##### Materials provided #####
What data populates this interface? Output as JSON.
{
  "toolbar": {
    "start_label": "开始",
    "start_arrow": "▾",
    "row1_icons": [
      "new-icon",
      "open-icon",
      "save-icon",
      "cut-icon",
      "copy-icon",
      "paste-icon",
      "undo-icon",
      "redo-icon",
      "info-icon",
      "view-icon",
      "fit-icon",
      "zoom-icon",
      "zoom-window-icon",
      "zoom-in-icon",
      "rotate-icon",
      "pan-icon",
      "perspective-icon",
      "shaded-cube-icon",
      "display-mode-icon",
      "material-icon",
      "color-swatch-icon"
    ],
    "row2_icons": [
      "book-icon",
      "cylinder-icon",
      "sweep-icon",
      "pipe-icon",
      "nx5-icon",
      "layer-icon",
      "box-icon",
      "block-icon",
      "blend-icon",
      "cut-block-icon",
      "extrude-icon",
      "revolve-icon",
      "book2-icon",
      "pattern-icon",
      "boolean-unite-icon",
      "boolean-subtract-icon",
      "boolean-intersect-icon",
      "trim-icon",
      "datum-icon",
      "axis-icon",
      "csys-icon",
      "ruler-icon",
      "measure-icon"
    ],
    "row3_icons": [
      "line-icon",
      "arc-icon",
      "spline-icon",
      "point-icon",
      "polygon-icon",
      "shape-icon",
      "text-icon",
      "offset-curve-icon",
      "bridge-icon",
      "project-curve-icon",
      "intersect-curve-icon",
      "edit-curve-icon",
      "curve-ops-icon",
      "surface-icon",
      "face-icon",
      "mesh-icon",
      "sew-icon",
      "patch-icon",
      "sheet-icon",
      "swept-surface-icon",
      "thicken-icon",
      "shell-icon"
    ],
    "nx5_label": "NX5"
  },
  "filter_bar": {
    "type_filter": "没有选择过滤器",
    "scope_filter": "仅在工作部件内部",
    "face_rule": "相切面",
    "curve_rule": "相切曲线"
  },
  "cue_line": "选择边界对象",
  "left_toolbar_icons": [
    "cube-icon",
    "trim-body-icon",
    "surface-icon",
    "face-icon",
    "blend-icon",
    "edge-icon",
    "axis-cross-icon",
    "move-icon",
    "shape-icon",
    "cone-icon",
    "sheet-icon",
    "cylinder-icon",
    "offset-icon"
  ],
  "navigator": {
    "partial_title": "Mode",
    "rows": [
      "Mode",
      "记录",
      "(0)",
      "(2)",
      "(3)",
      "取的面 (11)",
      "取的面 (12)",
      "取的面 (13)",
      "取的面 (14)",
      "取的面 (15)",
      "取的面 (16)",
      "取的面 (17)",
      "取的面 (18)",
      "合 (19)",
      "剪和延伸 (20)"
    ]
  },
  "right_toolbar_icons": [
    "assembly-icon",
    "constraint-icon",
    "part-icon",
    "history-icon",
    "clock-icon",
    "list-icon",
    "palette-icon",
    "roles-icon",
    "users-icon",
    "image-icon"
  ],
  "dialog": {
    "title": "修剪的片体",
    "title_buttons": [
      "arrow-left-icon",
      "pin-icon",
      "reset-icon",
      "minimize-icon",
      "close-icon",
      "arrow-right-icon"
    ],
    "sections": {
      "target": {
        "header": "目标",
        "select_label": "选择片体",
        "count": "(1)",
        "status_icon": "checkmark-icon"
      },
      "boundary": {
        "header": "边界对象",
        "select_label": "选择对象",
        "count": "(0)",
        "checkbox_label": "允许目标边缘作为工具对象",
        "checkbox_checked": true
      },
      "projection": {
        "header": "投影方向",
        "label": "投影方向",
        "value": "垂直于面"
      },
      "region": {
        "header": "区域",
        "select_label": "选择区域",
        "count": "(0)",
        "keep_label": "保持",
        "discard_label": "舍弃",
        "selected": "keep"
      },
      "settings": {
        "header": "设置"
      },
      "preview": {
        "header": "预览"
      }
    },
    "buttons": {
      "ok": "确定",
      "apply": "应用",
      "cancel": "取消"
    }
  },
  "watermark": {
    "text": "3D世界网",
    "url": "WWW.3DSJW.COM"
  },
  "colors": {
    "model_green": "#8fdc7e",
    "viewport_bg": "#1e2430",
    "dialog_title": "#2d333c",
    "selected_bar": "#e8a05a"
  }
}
#####
_What to do_.
Generate an exact reproduction of all entries.

_Result of the exercise_.
What data populates this interface? Output as JSON.
{
  "toolbar": {
    "start_label": "开始",
    "start_arrow": "▾",
    "row1_icons": [
      "new-icon",
      "open-icon",
      "save-icon",
      "cut-icon",
      "copy-icon",
      "paste-icon",
      "undo-icon",
      "redo-icon",
      "info-icon",
      "view-icon",
      "fit-icon",
      "zoom-icon",
      "zoom-window-icon",
      "zoom-in-icon",
      "rotate-icon",
      "pan-icon",
      "perspective-icon",
      "shaded-cube-icon",
      "display-mode-icon",
      "material-icon",
      "color-swatch-icon"
    ],
    "row2_icons": [
      "book-icon",
      "cylinder-icon",
      "sweep-icon",
      "pipe-icon",
      "nx5-icon",
      "layer-icon",
      "box-icon",
      "block-icon",
      "blend-icon",
      "cut-block-icon",
      "extrude-icon",
      "revolve-icon",
      "book2-icon",
      "pattern-icon",
      "boolean-unite-icon",
      "boolean-subtract-icon",
      "boolean-intersect-icon",
      "trim-icon",
      "datum-icon",
      "axis-icon",
      "csys-icon",
      "ruler-icon",
      "measure-icon"
    ],
    "row3_icons": [
      "line-icon",
      "arc-icon",
      "spline-icon",
      "point-icon",
      "polygon-icon",
      "shape-icon",
      "text-icon",
      "offset-curve-icon",
      "bridge-icon",
      "project-curve-icon",
      "intersect-curve-icon",
      "edit-curve-icon",
      "curve-ops-icon",
      "surface-icon",
      "face-icon",
      "mesh-icon",
      "sew-icon",
      "patch-icon",
      "sheet-icon",
      "swept-surface-icon",
      "thicken-icon",
      "shell-icon"
    ],
    "nx5_label": "NX5"
  },
  "filter_bar": {
    "type_filter": "没有选择过滤器",
    "scope_filter": "仅在工作部件内部",
    "face_rule": "相切面",
    "curve_rule": "相切曲线"
  },
  "cue_line": "选择边界对象",
  "left_toolbar_icons": [
    "cube-icon",
    "trim-body-icon",
    "surface-icon",
    "face-icon",
    "blend-icon",
    "edge-icon",
    "axis-cross-icon",
    "move-icon",
    "shape-icon",
    "cone-icon",
    "sheet-icon",
    "cylinder-icon",
    "offset-icon"
  ],
  "navigator": {
    "partial_title": "Mode",
    "rows": [
      "Mode",
      "记录",
      "(0)",
      "(2)",
      "(3)",
      "取的面 (11)",
      "取的面 (12)",
      "取的面 (13)",
      "取的面 (14)",
      "取的面 (15)",
      "取的面 (16)",
      "取的面 (17)",
      "取的面 (18)",
      "合 (19)",
      "剪和延伸 (20)"
    ]
  },
  "right_toolbar_icons": [
    "assembly-icon",
    "constraint-icon",
    "part-icon",
    "history-icon",
    "clock-icon",
    "list-icon",
    "palette-icon",
    "roles-icon",
    "users-icon",
    "image-icon"
  ],
  "dialog": {
    "title": "修剪的片体",
    "title_buttons": [
      "arrow-left-icon",
      "pin-icon",
      "reset-icon",
      "minimize-icon",
      "close-icon",
      "arrow-right-icon"
    ],
    "sections": {
      "target": {
        "header": "目标",
        "select_label": "选择片体",
        "count": "(1)",
        "status_icon": "checkmark-icon"
      },
      "boundary": {
        "header": "边界对象",
        "select_label": "选择对象",
        "count": "(0)",
        "checkbox_label": "允许目标边缘作为工具对象",
        "checkbox_checked": true
      },
      "projection": {
        "header": "投影方向",
        "label": "投影方向",
        "value": "垂直于面"
      },
      "region": {
        "header": "区域",
        "select_label": "选择区域",
        "count": "(0)",
        "keep_label": "保持",
        "discard_label": "舍弃",
        "selected": "keep"
      },
      "settings": {
        "header": "设置"
      },
      "preview": {
        "header": "预览"
      }
    },
    "buttons": {
      "ok": "确定",
      "apply": "应用",
      "cancel": "取消"
    }
  },
  "watermark": {
    "text": "3D世界网",
    "url": "WWW.3DSJW.COM"
  },
  "colors": {
    "model_green": "#8fdc7e",
    "viewport_bg": "#1e2430",
    "dialog_title": "#2d333c",
    "selected_bar": "#e8a05a"
  }
}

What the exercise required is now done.